WRITTEN INSTRUCTION:
Assemble all lines in which the string "Cost" appears.

[Part of a data file]
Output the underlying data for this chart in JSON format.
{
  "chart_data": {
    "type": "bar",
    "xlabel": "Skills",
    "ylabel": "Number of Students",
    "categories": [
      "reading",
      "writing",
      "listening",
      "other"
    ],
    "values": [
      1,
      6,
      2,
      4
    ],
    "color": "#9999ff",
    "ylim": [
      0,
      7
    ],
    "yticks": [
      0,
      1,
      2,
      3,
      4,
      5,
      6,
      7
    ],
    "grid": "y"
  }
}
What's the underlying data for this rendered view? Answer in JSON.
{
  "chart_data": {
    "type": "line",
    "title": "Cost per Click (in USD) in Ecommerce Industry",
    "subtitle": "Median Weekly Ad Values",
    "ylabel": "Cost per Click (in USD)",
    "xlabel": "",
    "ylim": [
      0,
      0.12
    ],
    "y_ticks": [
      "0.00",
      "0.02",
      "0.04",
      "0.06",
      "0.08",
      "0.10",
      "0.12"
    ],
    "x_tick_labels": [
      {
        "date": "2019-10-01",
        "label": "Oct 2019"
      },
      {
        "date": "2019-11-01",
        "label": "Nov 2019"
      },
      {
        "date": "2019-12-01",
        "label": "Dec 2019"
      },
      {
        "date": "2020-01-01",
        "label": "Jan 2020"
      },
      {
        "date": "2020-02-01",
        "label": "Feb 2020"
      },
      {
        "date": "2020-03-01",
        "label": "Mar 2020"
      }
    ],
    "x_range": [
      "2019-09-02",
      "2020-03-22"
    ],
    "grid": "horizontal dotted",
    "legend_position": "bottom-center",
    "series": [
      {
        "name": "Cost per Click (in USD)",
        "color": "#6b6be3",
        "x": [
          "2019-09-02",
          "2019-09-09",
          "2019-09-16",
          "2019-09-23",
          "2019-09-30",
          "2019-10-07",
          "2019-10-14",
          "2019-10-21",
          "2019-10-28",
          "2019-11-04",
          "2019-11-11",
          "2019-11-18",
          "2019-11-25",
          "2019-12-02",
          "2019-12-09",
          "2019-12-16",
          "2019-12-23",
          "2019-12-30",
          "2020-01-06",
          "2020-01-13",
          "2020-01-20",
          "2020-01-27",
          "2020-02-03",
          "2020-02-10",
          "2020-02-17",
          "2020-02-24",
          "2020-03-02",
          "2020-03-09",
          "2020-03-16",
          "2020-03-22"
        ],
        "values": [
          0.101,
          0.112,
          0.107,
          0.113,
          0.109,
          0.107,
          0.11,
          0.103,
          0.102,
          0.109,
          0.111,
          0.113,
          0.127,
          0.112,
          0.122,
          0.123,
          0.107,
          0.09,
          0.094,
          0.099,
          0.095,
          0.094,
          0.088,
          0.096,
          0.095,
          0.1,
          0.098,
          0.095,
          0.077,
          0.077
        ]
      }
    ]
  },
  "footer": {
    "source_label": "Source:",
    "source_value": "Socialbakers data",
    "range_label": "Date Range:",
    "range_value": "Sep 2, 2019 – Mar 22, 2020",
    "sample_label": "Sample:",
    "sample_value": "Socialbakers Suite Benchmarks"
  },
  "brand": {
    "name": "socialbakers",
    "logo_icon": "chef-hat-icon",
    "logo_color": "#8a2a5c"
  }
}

RESULT:
    "title": "Cost per Click (in USD) in Ecommerce Industry",
    "ylabel": "Cost per Click (in USD)",
        "name": "Cost per Click (in USD)",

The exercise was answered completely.